Work to do.
Pull out every line with the word "amor" from the entries below.
==================================================
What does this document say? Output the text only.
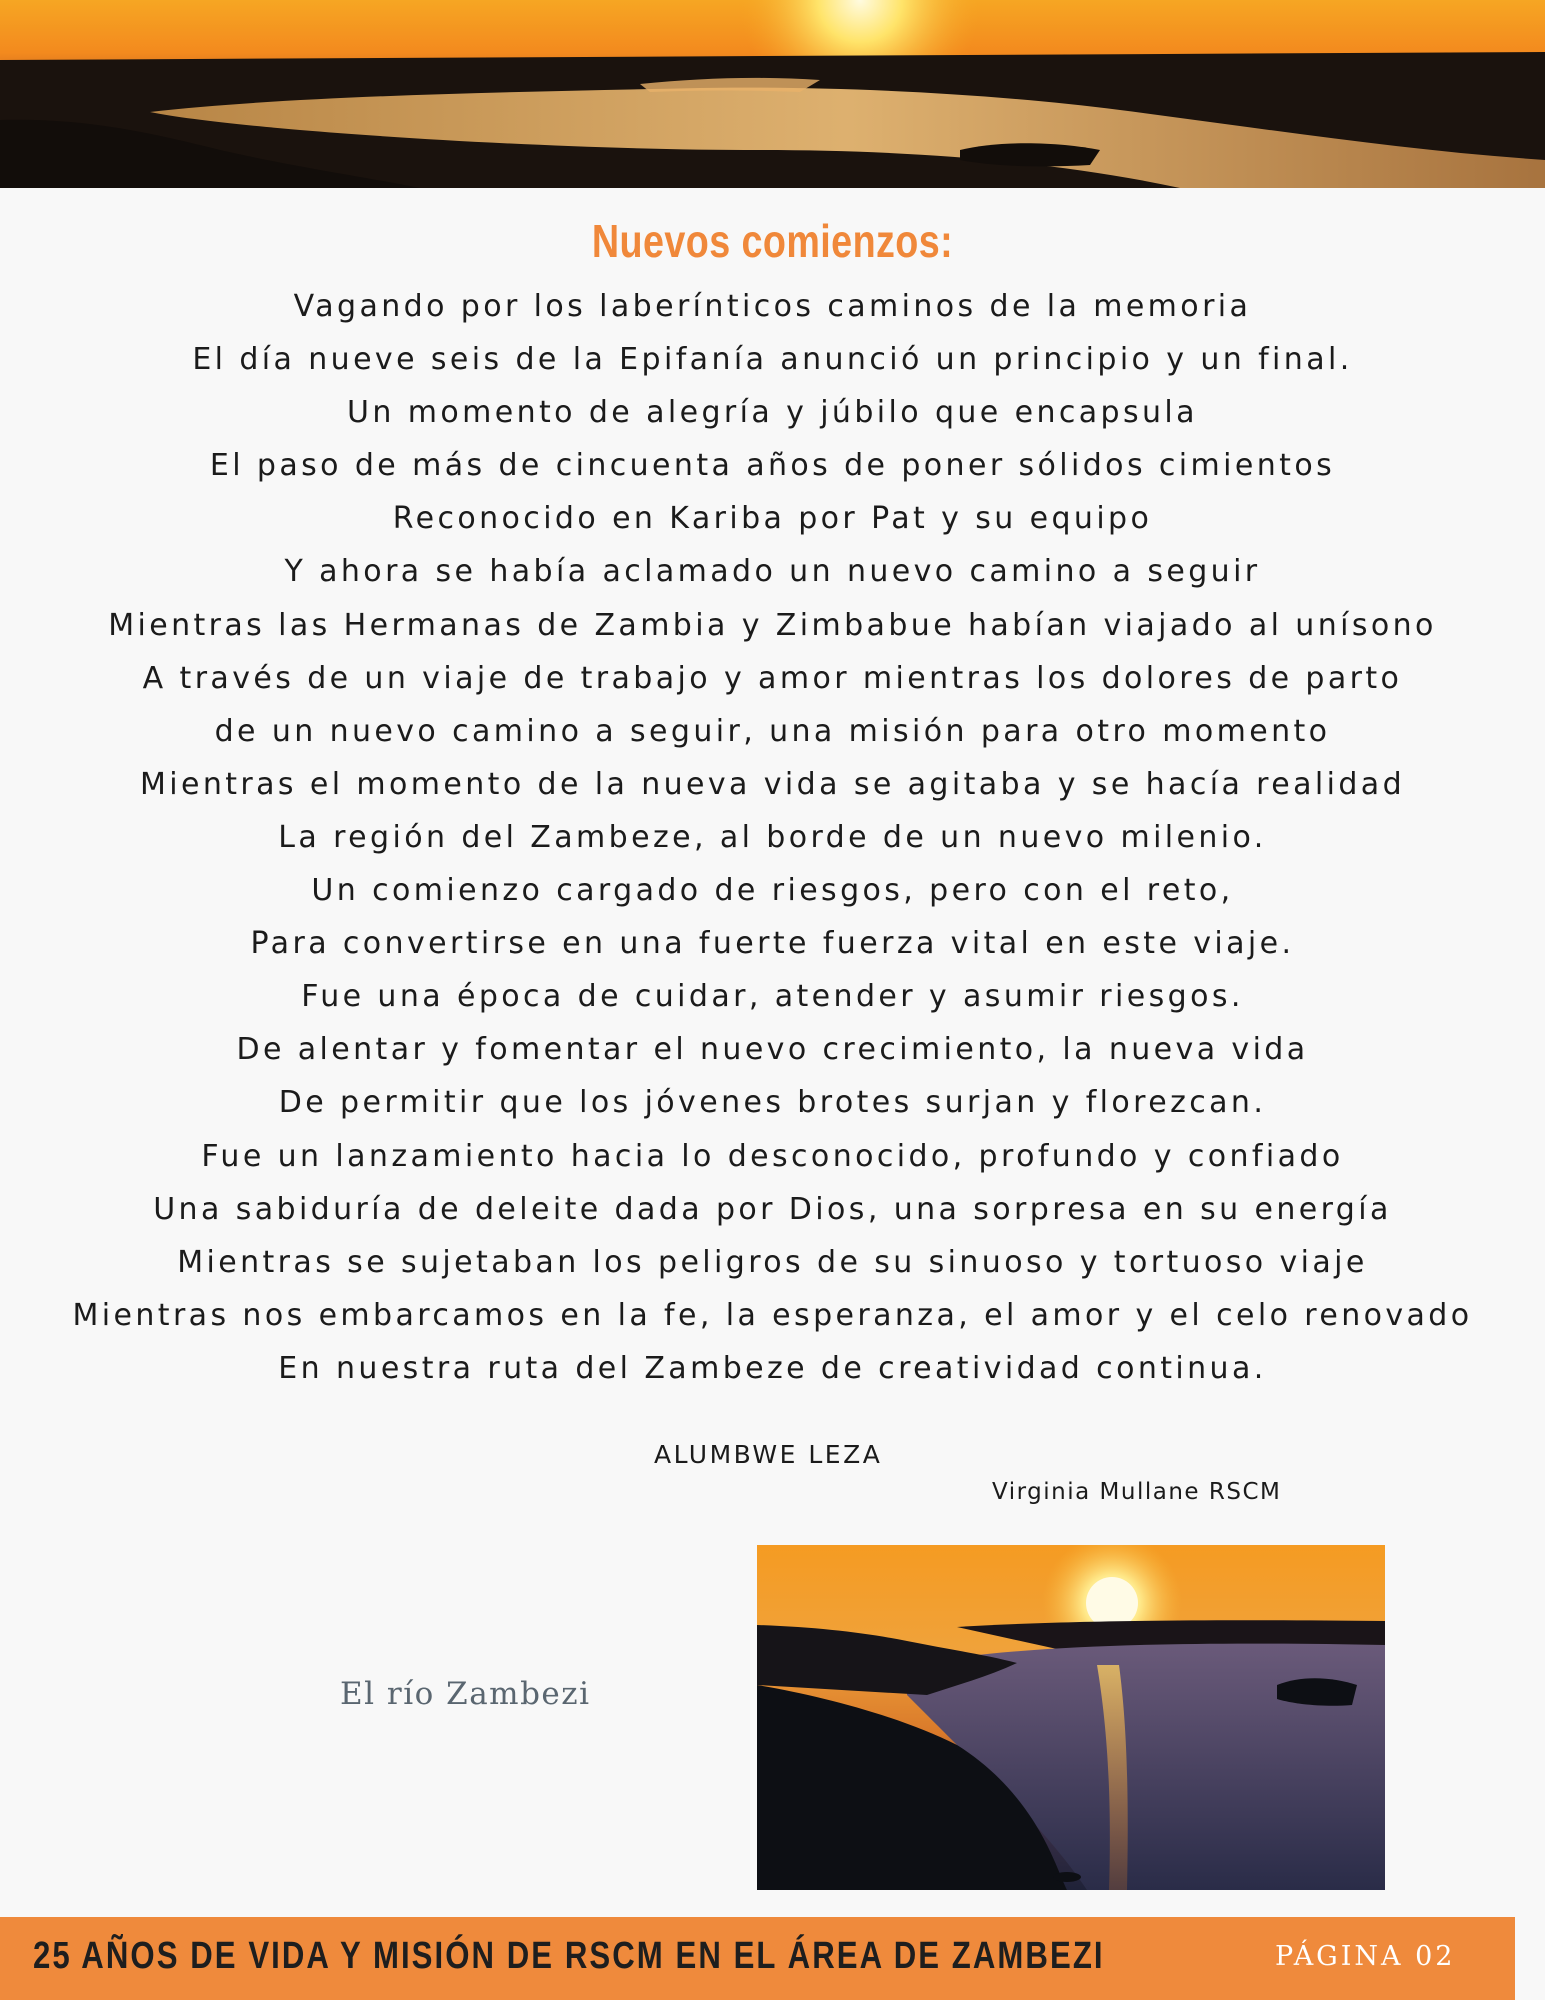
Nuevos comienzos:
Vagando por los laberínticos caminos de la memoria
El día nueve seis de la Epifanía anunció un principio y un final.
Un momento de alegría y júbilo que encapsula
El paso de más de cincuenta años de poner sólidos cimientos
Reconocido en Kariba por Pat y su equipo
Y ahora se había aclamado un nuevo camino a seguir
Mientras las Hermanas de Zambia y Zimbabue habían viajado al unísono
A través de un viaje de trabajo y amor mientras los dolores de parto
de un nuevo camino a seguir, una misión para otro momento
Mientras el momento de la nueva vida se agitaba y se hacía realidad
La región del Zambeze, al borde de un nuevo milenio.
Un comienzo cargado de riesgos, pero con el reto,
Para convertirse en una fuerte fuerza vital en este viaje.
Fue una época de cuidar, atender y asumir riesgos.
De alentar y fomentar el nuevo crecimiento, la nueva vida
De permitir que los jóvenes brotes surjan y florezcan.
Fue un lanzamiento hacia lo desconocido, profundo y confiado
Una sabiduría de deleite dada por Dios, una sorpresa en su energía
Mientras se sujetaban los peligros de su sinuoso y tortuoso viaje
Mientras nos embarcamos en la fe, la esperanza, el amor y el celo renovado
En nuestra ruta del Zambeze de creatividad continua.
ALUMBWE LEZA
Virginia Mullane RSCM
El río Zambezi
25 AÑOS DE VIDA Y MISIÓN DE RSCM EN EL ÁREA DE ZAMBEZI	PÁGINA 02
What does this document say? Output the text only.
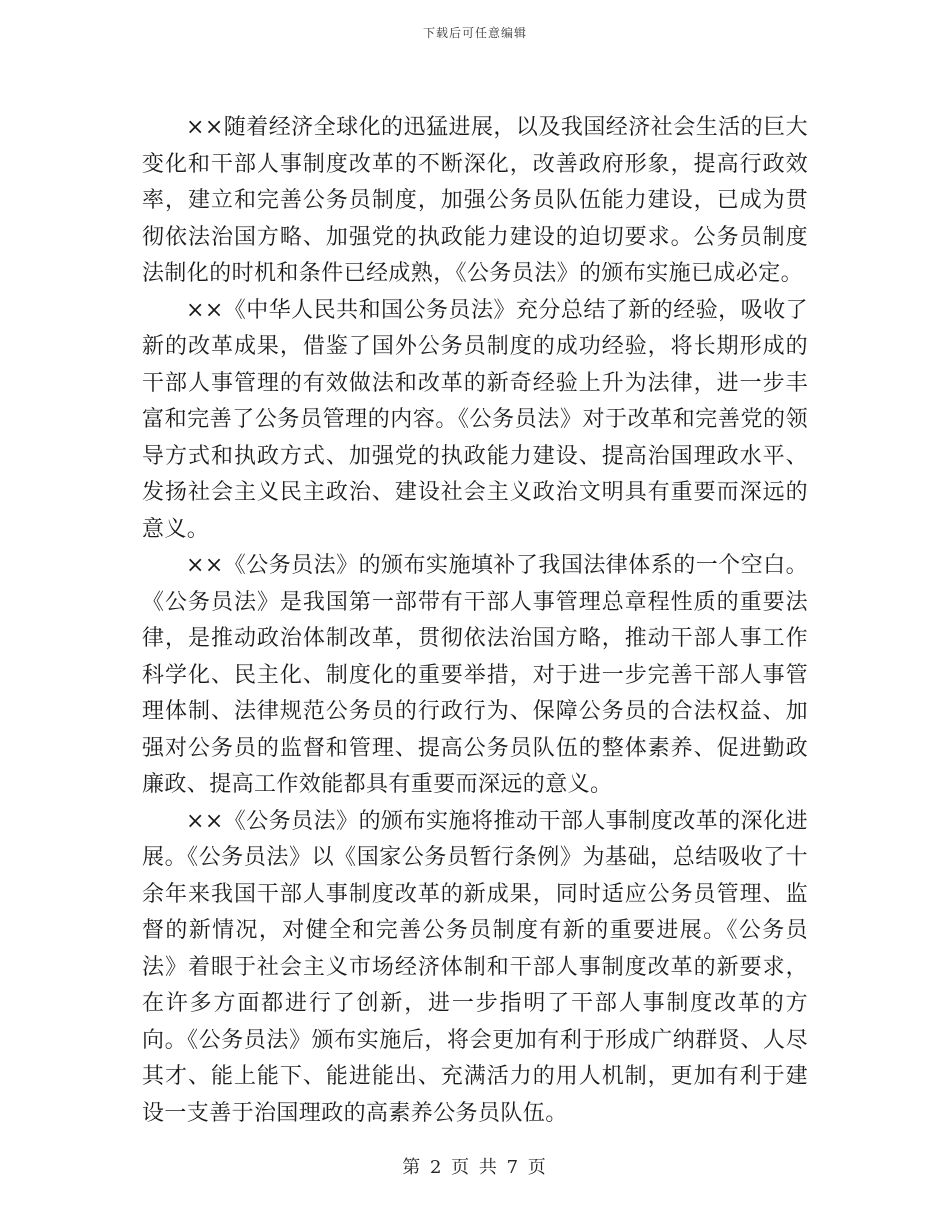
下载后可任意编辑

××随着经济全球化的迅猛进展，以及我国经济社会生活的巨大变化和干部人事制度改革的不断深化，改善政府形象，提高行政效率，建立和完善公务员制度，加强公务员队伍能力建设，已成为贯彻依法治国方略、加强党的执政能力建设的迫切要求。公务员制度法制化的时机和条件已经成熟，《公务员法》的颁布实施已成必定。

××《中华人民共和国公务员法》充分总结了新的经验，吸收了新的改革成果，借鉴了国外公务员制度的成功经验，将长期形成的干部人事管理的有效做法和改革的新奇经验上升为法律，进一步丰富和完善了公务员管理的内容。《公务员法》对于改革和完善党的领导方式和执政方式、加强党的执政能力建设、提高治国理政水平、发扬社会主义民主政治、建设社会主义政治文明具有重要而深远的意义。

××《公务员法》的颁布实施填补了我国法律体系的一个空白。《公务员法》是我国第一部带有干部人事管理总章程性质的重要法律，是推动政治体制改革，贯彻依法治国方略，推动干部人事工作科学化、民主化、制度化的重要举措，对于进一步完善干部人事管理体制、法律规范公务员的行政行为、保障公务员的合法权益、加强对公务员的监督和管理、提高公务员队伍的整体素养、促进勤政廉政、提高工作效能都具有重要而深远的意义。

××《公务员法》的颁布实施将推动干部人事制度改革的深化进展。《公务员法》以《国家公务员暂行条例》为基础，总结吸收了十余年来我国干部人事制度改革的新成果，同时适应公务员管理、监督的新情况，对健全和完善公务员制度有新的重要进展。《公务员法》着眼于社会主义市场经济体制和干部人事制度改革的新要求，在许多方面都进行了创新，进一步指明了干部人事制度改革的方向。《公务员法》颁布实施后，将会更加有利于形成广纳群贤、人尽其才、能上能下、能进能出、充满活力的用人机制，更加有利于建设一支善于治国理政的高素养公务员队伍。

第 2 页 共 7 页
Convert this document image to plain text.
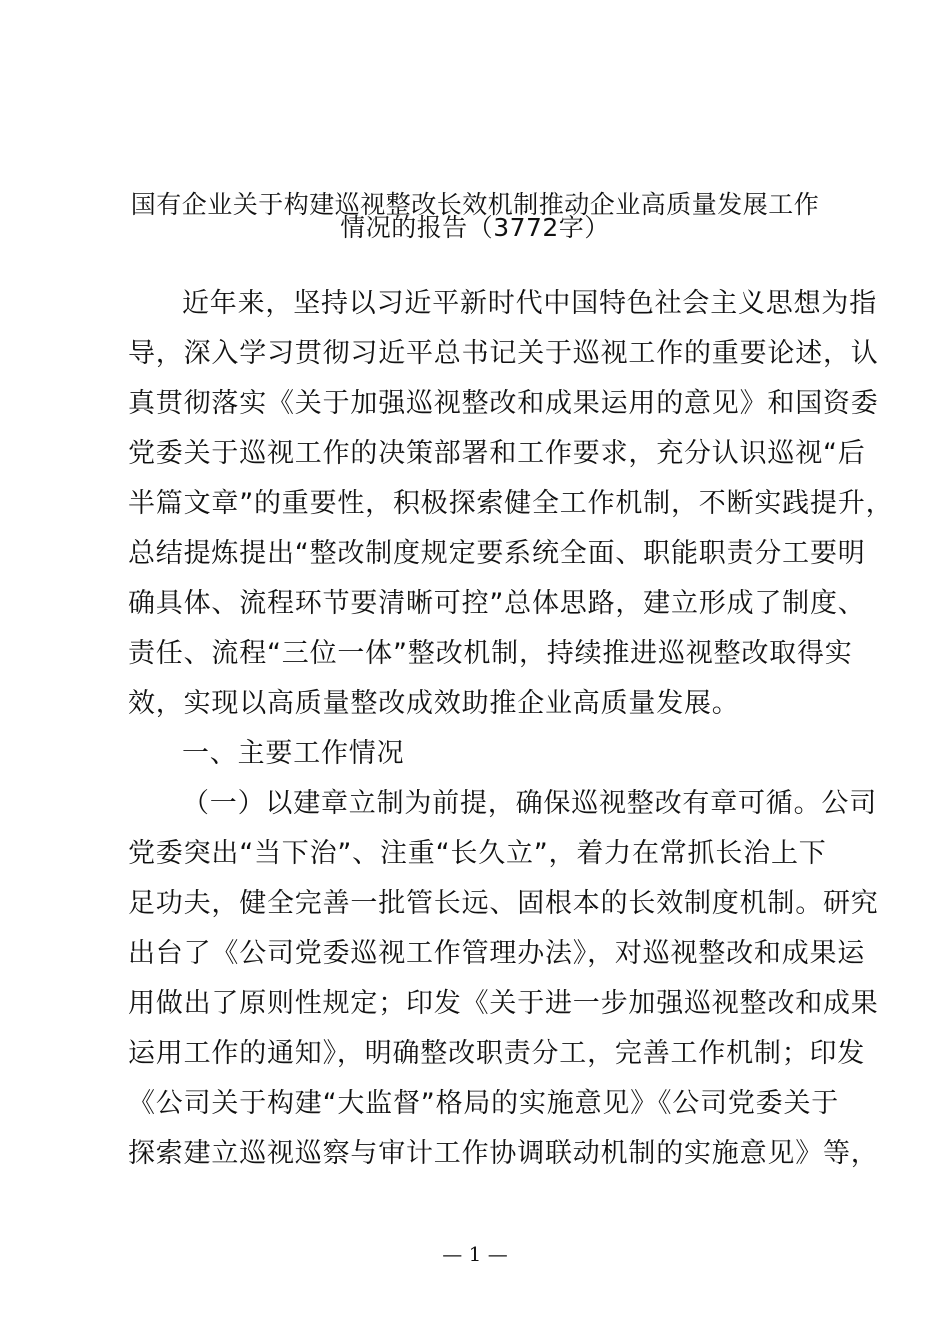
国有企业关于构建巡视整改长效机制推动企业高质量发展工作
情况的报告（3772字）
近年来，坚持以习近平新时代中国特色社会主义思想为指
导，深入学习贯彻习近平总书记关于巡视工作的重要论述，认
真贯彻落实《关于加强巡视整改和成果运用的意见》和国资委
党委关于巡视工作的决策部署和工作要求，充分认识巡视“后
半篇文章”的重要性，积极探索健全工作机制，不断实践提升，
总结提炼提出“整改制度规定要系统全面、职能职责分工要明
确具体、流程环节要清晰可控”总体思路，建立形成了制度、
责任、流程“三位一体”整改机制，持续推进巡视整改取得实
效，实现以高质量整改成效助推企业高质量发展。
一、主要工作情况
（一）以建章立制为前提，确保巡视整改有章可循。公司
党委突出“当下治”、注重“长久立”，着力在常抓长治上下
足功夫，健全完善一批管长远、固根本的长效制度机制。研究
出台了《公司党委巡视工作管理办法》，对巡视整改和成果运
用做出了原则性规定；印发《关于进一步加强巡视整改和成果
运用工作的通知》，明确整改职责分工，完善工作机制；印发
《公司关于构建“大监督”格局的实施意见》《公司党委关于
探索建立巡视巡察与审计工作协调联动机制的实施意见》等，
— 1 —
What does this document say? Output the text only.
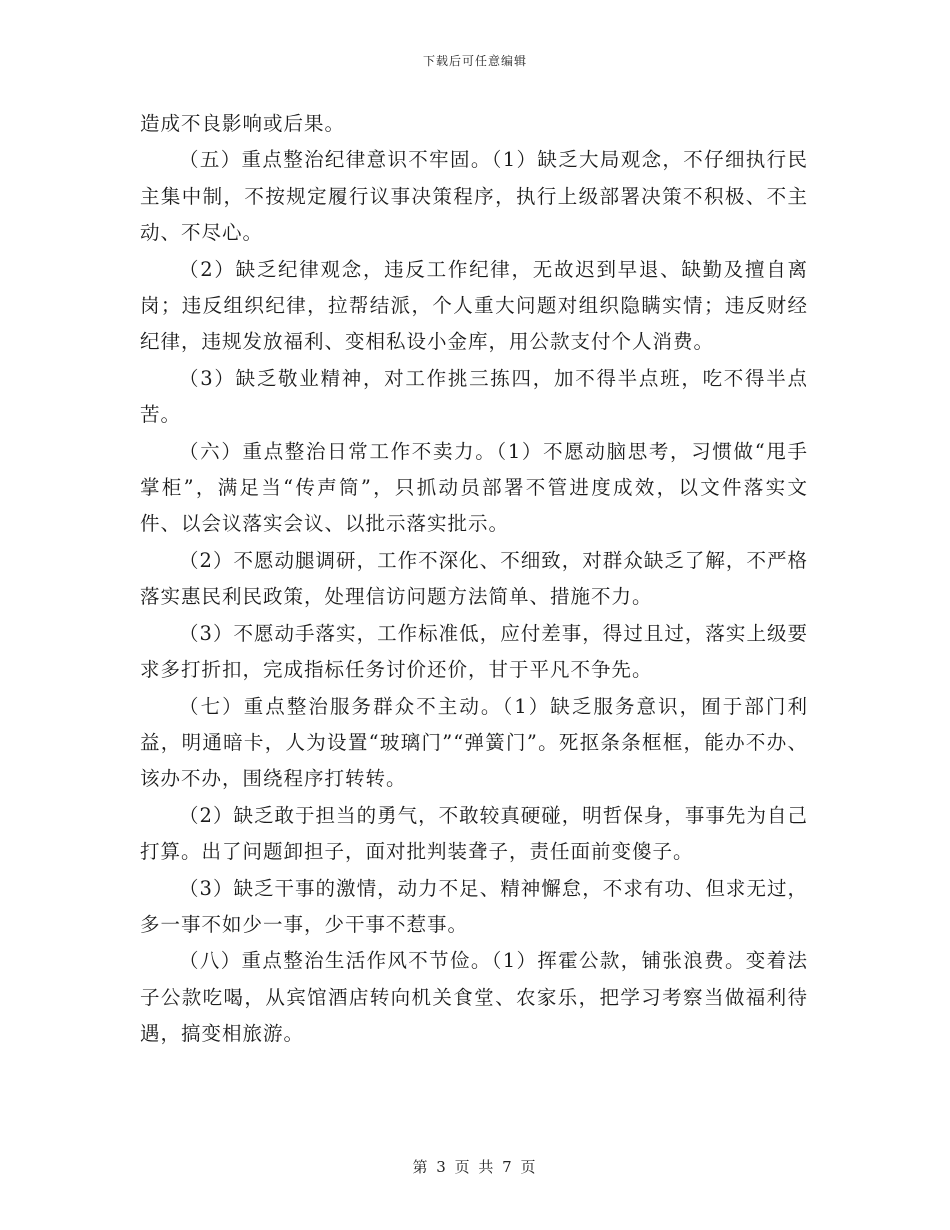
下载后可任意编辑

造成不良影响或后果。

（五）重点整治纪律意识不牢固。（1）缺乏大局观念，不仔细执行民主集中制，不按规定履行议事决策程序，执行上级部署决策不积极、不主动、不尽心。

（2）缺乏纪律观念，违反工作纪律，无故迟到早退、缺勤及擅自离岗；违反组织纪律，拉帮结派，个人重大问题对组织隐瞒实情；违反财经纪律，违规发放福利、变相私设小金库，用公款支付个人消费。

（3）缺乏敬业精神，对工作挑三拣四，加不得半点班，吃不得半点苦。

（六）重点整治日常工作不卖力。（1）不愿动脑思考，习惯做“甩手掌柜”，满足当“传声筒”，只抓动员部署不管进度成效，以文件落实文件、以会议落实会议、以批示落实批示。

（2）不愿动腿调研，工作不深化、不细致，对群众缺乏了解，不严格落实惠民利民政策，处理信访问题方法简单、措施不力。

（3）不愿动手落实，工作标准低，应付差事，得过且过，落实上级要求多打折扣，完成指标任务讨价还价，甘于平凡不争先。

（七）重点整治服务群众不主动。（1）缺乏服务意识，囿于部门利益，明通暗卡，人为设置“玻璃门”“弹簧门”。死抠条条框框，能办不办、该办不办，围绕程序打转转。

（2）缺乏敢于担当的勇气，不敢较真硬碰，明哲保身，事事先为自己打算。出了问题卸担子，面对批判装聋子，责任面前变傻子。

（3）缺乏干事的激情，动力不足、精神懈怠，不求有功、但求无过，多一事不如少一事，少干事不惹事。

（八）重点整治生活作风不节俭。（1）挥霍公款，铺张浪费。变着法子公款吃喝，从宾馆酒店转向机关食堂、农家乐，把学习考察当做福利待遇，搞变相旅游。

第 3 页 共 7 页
==================================================
Result for this exercise.
A través de un viaje de trabajo y amor mientras los dolores de parto
Mientras nos embarcamos en la fe, la esperanza, el amor y el celo renovado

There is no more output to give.